[BEGIN DATASET]

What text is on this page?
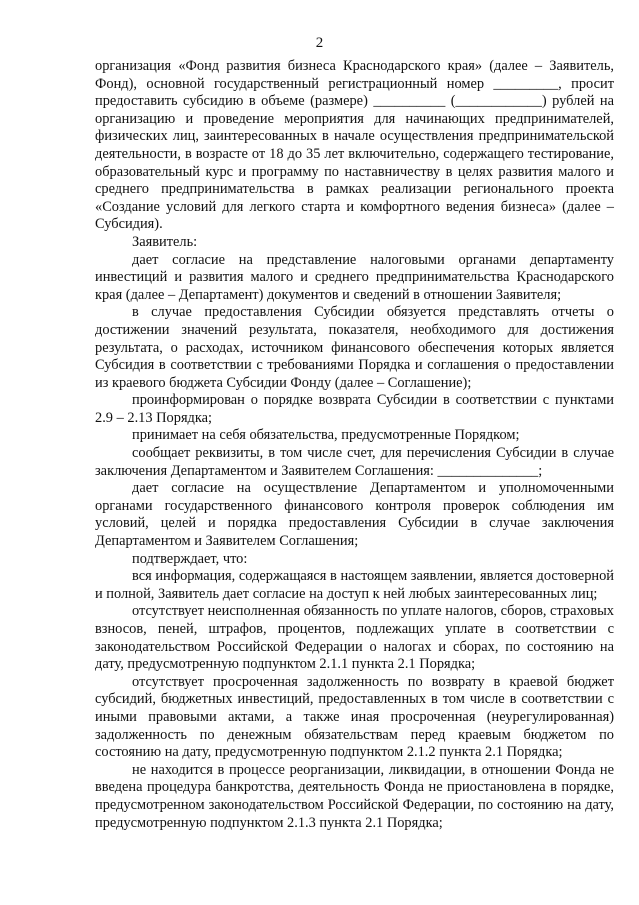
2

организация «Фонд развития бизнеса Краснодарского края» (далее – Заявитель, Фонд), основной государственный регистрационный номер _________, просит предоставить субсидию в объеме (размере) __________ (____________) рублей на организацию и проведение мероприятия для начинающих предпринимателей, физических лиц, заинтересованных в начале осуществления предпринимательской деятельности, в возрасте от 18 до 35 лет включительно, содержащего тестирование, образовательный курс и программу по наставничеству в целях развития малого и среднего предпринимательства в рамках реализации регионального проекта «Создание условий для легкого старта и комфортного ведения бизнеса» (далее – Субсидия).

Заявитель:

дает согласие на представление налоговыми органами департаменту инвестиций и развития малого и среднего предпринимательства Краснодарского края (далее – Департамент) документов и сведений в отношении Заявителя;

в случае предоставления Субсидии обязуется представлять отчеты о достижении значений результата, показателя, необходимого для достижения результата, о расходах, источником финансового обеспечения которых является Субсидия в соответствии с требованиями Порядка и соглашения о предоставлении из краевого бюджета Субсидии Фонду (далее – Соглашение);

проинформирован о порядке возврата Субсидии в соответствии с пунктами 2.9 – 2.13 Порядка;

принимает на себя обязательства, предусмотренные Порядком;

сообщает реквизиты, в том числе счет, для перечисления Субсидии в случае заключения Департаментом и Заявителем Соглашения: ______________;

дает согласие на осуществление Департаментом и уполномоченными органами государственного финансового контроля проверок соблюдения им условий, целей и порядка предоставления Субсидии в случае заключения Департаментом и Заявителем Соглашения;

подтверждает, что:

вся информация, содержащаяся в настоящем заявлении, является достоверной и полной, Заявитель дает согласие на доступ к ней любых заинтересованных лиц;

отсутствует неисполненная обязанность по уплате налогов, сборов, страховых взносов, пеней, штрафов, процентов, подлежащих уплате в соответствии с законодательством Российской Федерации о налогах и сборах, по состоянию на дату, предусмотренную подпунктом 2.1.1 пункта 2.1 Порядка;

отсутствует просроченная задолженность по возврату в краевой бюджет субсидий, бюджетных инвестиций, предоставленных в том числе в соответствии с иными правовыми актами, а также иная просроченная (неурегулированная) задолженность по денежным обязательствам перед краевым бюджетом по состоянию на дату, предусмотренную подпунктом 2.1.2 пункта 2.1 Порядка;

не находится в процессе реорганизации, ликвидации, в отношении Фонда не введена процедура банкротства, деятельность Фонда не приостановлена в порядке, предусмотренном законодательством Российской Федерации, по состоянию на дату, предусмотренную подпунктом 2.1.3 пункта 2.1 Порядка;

[END DATASET]

# AIM
Reproduce each line exactly as it appears, omitting the pictures.

# REPLY
What text is on this page?
2

организация «Фонд развития бизнеса Краснодарского края» (далее – Заявитель, Фонд), основной государственный регистрационный номер _________, просит предоставить субсидию в объеме (размере) __________ (____________) рублей на организацию и проведение мероприятия для начинающих предпринимателей, физических лиц, заинтересованных в начале осуществления предпринимательской деятельности, в возрасте от 18 до 35 лет включительно, содержащего тестирование, образовательный курс и программу по наставничеству в целях развития малого и среднего предпринимательства в рамках реализации регионального проекта «Создание условий для легкого старта и комфортного ведения бизнеса» (далее – Субсидия).

Заявитель:

дает согласие на представление налоговыми органами департаменту инвестиций и развития малого и среднего предпринимательства Краснодарского края (далее – Департамент) документов и сведений в отношении Заявителя;

в случае предоставления Субсидии обязуется представлять отчеты о достижении значений результата, показателя, необходимого для достижения результата, о расходах, источником финансового обеспечения которых является Субсидия в соответствии с требованиями Порядка и соглашения о предоставлении из краевого бюджета Субсидии Фонду (далее – Соглашение);

проинформирован о порядке возврата Субсидии в соответствии с пунктами 2.9 – 2.13 Порядка;

принимает на себя обязательства, предусмотренные Порядком;

сообщает реквизиты, в том числе счет, для перечисления Субсидии в случае заключения Департаментом и Заявителем Соглашения: ______________;

дает согласие на осуществление Департаментом и уполномоченными органами государственного финансового контроля проверок соблюдения им условий, целей и порядка предоставления Субсидии в случае заключения Департаментом и Заявителем Соглашения;

подтверждает, что:

вся информация, содержащаяся в настоящем заявлении, является достоверной и полной, Заявитель дает согласие на доступ к ней любых заинтересованных лиц;

отсутствует неисполненная обязанность по уплате налогов, сборов, страховых взносов, пеней, штрафов, процентов, подлежащих уплате в соответствии с законодательством Российской Федерации о налогах и сборах, по состоянию на дату, предусмотренную подпунктом 2.1.1 пункта 2.1 Порядка;

отсутствует просроченная задолженность по возврату в краевой бюджет субсидий, бюджетных инвестиций, предоставленных в том числе в соответствии с иными правовыми актами, а также иная просроченная (неурегулированная) задолженность по денежным обязательствам перед краевым бюджетом по состоянию на дату, предусмотренную подпунктом 2.1.2 пункта 2.1 Порядка;

не находится в процессе реорганизации, ликвидации, в отношении Фонда не введена процедура банкротства, деятельность Фонда не приостановлена в порядке, предусмотренном законодательством Российской Федерации, по состоянию на дату, предусмотренную подпунктом 2.1.3 пункта 2.1 Порядка;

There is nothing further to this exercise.